Instruction:
In the listing below, find every line with the string "this" and pull it out.

◇ ◇ ◇ ◇ ◇

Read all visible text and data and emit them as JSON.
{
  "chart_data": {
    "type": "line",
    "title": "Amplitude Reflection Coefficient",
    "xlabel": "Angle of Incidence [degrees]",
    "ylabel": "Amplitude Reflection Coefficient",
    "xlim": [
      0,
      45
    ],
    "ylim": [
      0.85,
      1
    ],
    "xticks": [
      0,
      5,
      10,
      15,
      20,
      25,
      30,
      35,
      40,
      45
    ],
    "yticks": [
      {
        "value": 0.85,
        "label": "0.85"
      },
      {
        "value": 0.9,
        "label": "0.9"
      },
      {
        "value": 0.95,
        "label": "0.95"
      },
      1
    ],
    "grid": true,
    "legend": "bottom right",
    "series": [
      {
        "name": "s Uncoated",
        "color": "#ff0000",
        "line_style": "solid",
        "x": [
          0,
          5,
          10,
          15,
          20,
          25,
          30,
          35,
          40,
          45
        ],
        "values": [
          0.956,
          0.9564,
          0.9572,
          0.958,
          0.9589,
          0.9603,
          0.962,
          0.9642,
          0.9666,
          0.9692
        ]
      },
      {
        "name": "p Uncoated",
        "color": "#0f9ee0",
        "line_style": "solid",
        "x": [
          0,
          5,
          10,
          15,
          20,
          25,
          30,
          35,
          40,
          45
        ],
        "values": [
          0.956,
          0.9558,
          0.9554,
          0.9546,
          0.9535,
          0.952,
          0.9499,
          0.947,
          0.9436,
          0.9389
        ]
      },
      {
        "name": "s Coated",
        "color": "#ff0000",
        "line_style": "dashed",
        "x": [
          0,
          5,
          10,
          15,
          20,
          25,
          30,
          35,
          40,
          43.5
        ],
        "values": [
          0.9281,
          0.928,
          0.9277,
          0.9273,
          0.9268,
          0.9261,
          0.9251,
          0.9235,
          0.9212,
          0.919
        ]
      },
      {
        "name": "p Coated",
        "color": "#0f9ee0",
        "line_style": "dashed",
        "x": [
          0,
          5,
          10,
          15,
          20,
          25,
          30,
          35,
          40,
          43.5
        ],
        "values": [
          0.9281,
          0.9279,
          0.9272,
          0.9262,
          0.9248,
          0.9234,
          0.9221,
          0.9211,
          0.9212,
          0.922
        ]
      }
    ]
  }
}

◇ ◇ ◇ ◇ ◇

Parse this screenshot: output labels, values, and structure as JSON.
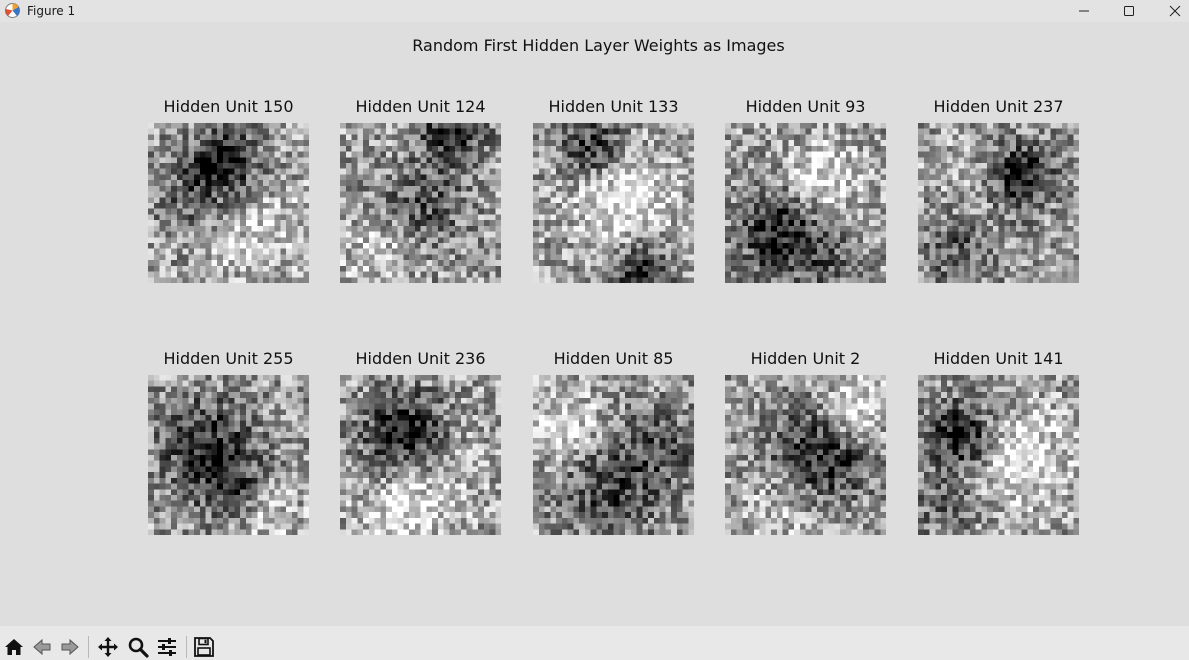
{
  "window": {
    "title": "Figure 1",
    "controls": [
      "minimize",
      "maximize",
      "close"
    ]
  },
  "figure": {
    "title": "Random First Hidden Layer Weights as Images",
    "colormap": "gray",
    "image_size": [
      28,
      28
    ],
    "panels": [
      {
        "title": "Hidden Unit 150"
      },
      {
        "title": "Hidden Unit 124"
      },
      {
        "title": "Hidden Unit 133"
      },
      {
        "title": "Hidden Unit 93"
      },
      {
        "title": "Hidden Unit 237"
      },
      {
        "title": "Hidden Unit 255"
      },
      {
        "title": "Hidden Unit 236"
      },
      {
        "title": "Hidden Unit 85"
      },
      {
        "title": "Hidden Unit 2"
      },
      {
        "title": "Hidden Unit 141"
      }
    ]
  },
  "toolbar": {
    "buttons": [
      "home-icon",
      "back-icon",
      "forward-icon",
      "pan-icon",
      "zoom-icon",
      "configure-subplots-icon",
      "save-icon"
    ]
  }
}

◇ ◇ ◇ ◇ ◇

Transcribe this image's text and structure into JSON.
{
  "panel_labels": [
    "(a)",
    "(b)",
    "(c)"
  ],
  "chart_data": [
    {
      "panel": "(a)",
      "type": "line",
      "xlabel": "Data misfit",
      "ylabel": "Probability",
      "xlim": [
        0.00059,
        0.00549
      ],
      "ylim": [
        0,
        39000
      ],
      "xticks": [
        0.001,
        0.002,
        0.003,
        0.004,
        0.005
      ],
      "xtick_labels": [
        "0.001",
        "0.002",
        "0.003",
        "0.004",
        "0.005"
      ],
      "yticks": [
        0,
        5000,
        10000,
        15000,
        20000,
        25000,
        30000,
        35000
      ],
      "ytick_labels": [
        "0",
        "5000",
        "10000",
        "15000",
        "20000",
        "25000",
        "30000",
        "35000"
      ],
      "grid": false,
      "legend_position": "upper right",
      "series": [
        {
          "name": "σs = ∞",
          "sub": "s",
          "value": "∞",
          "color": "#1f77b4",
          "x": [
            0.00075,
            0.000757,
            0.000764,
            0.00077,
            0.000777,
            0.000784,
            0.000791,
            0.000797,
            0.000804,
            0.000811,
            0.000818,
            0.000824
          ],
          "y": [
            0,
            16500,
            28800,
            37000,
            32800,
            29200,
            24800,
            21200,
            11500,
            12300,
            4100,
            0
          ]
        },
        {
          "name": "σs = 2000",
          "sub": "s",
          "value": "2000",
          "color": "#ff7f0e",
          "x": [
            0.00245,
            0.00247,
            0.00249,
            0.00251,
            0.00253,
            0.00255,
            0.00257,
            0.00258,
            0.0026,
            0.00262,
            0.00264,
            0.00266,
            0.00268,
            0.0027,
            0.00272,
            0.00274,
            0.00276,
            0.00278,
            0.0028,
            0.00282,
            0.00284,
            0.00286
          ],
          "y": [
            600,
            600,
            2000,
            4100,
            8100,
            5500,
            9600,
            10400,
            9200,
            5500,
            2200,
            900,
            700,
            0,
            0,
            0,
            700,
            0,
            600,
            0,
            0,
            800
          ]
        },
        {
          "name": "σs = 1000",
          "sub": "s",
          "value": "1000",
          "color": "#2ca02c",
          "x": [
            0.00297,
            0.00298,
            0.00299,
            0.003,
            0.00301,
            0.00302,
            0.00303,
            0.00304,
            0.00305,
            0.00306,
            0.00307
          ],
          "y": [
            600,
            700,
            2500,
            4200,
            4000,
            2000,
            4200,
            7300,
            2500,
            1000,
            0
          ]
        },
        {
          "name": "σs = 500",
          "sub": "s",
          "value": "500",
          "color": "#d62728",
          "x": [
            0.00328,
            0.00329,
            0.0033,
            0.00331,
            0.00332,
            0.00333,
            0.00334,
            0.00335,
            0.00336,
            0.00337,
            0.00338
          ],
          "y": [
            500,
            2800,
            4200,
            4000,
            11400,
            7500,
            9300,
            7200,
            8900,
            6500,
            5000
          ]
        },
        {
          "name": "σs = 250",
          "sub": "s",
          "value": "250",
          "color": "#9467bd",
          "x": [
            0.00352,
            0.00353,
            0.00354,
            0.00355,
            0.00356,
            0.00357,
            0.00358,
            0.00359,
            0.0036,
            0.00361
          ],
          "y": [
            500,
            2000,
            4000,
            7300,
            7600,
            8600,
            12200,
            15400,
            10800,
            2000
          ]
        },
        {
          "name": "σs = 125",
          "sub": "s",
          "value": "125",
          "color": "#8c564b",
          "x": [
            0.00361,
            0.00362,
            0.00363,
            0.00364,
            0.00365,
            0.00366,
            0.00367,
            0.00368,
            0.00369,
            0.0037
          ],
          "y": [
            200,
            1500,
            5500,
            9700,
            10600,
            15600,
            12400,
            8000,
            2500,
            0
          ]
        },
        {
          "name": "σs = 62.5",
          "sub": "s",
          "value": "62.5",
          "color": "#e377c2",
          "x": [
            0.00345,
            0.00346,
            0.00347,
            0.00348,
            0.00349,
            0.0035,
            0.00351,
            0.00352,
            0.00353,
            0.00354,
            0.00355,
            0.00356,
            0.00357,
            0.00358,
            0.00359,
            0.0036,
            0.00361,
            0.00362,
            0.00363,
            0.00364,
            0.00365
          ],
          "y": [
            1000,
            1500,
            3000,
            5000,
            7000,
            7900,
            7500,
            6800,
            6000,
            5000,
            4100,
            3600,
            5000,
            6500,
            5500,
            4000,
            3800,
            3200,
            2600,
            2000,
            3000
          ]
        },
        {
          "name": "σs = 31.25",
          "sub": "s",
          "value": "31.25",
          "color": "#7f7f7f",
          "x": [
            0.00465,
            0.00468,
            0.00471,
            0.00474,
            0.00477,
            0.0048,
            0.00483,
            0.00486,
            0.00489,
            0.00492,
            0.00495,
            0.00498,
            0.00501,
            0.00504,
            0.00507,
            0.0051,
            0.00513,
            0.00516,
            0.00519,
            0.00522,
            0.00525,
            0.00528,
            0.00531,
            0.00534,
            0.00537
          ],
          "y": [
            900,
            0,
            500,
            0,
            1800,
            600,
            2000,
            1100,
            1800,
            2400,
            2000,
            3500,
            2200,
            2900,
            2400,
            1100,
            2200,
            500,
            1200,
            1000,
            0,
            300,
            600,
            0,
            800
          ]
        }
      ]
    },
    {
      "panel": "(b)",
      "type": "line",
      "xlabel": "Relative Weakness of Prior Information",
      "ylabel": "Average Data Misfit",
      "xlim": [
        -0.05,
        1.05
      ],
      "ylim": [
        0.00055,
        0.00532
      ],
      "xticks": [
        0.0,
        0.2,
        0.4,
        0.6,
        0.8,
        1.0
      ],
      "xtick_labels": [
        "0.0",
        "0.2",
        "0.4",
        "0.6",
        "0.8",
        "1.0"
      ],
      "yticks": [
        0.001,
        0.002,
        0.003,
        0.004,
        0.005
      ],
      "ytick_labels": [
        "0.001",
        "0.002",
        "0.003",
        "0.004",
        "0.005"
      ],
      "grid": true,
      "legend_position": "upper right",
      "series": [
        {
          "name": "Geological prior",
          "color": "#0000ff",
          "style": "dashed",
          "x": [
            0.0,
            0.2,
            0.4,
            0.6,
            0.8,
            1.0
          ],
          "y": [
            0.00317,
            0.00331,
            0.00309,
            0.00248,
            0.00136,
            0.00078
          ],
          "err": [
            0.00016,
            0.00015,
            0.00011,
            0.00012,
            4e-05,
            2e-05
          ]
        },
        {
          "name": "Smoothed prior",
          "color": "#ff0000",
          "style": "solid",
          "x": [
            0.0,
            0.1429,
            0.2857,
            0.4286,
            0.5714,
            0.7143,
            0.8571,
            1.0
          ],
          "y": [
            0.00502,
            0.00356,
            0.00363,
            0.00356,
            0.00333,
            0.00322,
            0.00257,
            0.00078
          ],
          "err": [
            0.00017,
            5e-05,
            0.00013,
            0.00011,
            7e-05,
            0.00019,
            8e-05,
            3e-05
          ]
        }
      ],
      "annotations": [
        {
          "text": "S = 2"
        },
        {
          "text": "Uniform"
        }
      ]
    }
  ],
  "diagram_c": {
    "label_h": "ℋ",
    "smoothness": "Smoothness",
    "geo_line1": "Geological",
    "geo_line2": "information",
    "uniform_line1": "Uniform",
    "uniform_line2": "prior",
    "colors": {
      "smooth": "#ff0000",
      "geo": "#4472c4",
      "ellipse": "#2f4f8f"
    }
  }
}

◇ ◇ ◇ ◇ ◇

Completed task:
Parse this screenshot: output labels, values, and structure as JSON.
Transcribe this image's text and structure into JSON.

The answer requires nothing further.